[Items listed in a dataset]:
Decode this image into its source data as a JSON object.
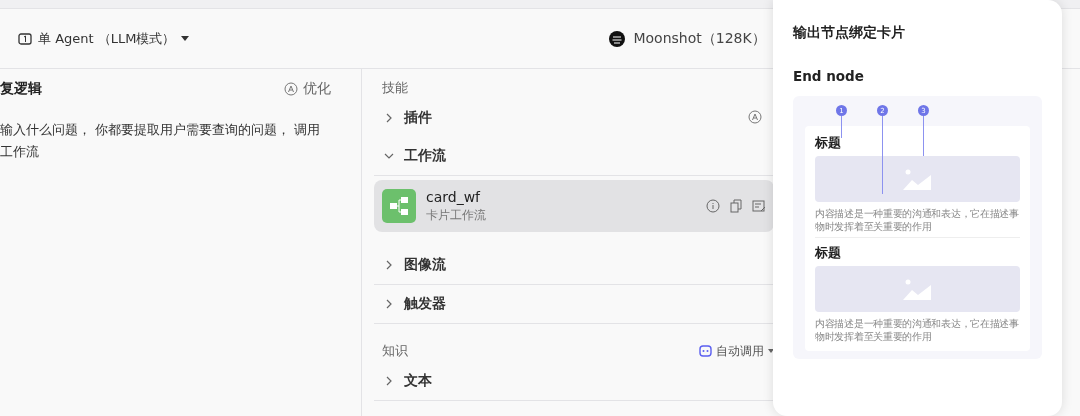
{
  "header": {
    "agent_mode": "单 Agent （LLM模式）",
    "model": "Moonshot（128K）"
  },
  "prompt_panel": {
    "title": "复逻辑",
    "optimize": "优化",
    "lines": [
      "输入什么问题， 你都要提取用户需要查询的问题， 调用",
      "工作流"
    ]
  },
  "skills": {
    "title": "技能",
    "items": [
      {
        "label": "插件",
        "expanded": false,
        "auto": true
      },
      {
        "label": "工作流",
        "expanded": true,
        "auto": false,
        "children": [
          {
            "name": "card_wf",
            "description": "卡片工作流",
            "selected": true
          }
        ]
      },
      {
        "label": "图像流",
        "expanded": false,
        "auto": false
      },
      {
        "label": "触发器",
        "expanded": false,
        "auto": false
      }
    ]
  },
  "knowledge": {
    "title": "知识",
    "mode": "自动调用",
    "items": [
      {
        "label": "文本",
        "expanded": false
      }
    ]
  },
  "popover": {
    "title": "输出节点绑定卡片",
    "subtitle": "End node",
    "markers": [
      "1",
      "2",
      "3"
    ],
    "cards": [
      {
        "title": "标题",
        "description": "内容描述是一种重要的沟通和表达，它在描述事物时发挥着至关重要的作用"
      },
      {
        "title": "标题",
        "description": "内容描述是一种重要的沟通和表达，它在描述事物时发挥着至关重要的作用"
      }
    ]
  }
}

[What is asked]: Leave out the pictures and give the listing above again exactly.

[Written answer]:
Decode this image into its source data as a JSON object.
{
  "header": {
    "agent_mode": "单 Agent （LLM模式）",
    "model": "Moonshot（128K）"
  },
  "prompt_panel": {
    "title": "复逻辑",
    "optimize": "优化",
    "lines": [
      "输入什么问题， 你都要提取用户需要查询的问题， 调用",
      "工作流"
    ]
  },
  "skills": {
    "title": "技能",
    "items": [
      {
        "label": "插件",
        "expanded": false,
        "auto": true
      },
      {
        "label": "工作流",
        "expanded": true,
        "auto": false,
        "children": [
          {
            "name": "card_wf",
            "description": "卡片工作流",
            "selected": true
          }
        ]
      },
      {
        "label": "图像流",
        "expanded": false,
        "auto": false
      },
      {
        "label": "触发器",
        "expanded": false,
        "auto": false
      }
    ]
  },
  "knowledge": {
    "title": "知识",
    "mode": "自动调用",
    "items": [
      {
        "label": "文本",
        "expanded": false
      }
    ]
  },
  "popover": {
    "title": "输出节点绑定卡片",
    "subtitle": "End node",
    "markers": [
      "1",
      "2",
      "3"
    ],
    "cards": [
      {
        "title": "标题",
        "description": "内容描述是一种重要的沟通和表达，它在描述事物时发挥着至关重要的作用"
      },
      {
        "title": "标题",
        "description": "内容描述是一种重要的沟通和表达，它在描述事物时发挥着至关重要的作用"
      }
    ]
  }
}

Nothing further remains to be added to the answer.